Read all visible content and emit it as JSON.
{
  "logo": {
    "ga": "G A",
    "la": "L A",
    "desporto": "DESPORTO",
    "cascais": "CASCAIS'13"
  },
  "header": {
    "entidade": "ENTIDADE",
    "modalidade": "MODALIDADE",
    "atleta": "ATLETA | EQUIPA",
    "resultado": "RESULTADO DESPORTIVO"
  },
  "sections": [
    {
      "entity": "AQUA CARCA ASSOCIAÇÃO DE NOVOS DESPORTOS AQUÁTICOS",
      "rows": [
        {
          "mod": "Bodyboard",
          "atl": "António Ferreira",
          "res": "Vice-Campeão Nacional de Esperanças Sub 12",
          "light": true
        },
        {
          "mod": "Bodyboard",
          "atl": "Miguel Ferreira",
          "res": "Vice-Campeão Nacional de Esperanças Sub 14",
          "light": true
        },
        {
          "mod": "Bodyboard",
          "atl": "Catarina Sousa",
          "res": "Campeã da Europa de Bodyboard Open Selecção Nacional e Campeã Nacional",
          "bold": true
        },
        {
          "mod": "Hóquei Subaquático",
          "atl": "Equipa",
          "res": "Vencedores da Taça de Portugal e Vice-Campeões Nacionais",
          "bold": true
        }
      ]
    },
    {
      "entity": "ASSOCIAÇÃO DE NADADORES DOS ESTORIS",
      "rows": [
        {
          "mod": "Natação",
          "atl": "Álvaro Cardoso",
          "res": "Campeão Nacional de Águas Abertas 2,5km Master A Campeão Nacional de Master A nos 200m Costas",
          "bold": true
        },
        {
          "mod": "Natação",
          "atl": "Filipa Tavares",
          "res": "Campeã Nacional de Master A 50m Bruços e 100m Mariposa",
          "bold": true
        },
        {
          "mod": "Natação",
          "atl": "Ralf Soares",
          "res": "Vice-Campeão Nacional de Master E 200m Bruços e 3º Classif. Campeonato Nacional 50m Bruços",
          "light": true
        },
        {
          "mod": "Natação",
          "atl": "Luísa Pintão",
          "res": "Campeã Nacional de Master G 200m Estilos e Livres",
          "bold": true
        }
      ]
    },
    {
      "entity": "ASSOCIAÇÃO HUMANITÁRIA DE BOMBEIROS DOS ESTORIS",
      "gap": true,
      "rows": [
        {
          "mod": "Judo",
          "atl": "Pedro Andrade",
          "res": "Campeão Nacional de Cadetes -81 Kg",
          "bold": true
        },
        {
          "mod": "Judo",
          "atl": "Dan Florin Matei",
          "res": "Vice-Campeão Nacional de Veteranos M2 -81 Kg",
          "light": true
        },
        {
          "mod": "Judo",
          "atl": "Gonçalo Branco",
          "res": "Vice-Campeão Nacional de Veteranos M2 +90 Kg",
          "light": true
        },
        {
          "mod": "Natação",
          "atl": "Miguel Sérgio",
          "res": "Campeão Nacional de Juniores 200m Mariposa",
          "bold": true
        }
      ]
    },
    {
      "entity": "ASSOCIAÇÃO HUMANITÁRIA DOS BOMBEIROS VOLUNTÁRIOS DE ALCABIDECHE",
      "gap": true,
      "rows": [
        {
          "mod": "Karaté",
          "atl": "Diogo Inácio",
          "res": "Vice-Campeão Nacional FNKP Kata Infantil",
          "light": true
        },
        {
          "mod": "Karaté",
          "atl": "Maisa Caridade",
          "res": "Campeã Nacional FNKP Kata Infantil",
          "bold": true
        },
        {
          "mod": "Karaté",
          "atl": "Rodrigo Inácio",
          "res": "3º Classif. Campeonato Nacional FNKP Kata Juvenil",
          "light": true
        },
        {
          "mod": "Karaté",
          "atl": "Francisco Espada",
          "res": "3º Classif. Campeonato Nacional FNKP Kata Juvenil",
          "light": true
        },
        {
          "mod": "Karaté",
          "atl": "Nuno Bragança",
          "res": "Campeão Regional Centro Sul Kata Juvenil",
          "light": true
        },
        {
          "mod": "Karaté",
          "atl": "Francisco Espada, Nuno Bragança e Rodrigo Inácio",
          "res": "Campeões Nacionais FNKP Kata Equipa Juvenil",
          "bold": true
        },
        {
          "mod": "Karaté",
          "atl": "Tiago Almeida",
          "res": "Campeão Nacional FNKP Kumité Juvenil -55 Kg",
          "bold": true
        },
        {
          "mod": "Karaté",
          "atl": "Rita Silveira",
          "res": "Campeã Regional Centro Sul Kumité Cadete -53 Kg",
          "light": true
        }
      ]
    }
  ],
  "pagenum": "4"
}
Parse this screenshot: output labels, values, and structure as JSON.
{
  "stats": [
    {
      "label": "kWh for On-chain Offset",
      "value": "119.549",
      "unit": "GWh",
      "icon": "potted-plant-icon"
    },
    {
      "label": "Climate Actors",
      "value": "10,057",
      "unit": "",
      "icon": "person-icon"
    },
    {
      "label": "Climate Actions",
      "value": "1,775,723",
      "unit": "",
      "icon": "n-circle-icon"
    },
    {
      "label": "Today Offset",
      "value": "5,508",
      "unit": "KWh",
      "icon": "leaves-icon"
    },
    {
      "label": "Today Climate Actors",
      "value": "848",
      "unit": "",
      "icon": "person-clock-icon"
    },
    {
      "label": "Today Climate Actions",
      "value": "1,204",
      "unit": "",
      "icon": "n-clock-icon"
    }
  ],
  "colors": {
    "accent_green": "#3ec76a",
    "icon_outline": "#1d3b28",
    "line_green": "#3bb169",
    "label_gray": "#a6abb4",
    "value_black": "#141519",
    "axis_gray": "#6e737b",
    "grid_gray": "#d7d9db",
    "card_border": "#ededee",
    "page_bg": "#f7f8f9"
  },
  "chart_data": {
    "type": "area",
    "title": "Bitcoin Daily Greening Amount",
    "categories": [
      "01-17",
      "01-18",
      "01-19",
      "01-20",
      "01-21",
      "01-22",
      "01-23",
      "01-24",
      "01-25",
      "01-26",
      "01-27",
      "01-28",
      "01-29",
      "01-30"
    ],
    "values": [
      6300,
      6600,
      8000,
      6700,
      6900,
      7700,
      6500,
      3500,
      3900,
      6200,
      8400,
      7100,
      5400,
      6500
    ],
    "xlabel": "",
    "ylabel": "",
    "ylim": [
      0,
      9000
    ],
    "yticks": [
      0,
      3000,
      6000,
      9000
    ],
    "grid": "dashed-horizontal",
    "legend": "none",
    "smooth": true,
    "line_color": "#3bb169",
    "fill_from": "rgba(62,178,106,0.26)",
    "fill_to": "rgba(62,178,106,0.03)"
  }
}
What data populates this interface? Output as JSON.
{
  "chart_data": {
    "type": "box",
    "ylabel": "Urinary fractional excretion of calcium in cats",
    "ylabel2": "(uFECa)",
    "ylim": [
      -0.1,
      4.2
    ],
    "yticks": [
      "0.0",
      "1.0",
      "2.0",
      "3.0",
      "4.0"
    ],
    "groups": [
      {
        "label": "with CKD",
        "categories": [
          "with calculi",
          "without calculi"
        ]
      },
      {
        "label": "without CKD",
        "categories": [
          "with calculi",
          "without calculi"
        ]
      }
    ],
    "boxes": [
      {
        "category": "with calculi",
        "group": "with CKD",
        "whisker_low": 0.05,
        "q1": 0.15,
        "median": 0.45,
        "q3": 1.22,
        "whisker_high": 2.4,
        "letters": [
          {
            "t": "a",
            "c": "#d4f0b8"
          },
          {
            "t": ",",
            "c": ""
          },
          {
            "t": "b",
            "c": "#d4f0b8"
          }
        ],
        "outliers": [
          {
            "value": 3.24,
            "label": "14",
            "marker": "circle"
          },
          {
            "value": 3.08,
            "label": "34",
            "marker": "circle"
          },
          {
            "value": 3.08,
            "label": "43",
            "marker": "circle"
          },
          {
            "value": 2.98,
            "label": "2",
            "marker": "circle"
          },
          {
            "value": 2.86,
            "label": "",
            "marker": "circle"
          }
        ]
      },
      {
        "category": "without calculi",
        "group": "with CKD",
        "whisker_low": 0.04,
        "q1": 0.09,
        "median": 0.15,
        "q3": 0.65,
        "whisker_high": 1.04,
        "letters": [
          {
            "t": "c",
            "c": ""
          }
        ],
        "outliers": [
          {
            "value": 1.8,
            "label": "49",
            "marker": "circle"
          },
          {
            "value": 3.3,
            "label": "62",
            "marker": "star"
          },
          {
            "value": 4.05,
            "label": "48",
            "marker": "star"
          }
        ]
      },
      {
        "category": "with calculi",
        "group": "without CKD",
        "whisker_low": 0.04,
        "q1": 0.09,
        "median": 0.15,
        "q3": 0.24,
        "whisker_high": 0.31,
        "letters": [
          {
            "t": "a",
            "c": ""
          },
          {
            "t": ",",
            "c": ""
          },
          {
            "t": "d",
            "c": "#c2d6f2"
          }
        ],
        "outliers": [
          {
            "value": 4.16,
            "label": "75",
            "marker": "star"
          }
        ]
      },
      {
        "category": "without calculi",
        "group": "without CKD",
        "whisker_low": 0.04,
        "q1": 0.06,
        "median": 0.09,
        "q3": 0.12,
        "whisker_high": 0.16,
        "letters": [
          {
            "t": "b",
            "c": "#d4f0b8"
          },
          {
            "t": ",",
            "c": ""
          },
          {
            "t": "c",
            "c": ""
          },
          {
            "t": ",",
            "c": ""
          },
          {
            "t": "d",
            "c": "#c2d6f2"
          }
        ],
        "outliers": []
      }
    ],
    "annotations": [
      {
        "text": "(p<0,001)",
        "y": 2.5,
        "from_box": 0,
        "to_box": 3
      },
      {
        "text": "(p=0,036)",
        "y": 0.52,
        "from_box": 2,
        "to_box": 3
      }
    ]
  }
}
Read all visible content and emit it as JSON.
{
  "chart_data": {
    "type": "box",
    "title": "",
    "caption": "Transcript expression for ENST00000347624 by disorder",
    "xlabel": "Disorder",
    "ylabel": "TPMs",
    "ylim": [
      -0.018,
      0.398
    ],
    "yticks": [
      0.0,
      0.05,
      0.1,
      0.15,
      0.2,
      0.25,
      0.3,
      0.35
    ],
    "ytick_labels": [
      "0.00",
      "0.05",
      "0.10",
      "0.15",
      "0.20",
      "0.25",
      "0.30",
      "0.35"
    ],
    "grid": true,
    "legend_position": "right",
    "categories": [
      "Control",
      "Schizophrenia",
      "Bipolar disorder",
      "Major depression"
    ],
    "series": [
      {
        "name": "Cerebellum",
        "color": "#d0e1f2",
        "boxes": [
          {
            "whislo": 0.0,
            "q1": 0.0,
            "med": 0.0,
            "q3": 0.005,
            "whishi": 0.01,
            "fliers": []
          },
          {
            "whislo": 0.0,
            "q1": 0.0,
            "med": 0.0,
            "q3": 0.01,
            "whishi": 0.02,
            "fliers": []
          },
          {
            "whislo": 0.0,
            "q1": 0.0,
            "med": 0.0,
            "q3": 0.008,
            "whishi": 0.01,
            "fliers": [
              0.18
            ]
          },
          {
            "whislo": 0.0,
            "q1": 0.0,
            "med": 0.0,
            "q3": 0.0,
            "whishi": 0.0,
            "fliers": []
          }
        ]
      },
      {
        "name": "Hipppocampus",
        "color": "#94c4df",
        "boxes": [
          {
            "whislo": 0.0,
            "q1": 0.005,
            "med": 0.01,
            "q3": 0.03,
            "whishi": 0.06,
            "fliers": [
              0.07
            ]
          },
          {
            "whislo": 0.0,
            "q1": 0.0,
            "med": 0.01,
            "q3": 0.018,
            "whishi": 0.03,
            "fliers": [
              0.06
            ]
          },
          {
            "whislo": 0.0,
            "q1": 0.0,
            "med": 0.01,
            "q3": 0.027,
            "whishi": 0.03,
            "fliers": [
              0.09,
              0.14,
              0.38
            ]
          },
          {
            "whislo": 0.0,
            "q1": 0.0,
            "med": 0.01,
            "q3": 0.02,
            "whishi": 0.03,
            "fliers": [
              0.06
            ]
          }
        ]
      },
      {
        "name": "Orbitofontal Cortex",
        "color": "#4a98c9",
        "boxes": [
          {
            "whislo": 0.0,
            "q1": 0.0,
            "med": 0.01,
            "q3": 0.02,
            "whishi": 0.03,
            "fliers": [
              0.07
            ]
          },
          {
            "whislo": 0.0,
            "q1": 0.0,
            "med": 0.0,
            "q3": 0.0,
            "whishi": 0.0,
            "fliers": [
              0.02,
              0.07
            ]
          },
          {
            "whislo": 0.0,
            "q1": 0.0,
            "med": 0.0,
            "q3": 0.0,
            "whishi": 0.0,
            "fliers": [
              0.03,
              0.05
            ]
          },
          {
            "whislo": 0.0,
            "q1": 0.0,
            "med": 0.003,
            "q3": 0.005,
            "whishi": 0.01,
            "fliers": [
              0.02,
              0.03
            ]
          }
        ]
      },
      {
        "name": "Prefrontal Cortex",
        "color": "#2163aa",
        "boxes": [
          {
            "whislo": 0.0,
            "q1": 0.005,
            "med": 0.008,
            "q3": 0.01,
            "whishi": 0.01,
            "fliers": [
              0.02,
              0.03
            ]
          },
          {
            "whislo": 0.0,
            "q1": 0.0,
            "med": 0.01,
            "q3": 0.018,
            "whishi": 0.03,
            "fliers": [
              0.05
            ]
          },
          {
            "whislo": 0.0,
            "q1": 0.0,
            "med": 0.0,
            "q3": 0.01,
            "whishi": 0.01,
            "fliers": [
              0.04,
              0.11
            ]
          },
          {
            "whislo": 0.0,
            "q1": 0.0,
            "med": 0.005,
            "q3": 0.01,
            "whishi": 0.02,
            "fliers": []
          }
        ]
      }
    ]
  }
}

§ Exercise task: Using the data above, copy each line that contains "title".

§ Output of the exercise:
    "title": "Bitcoin Daily Greening Amount",
    "title": "",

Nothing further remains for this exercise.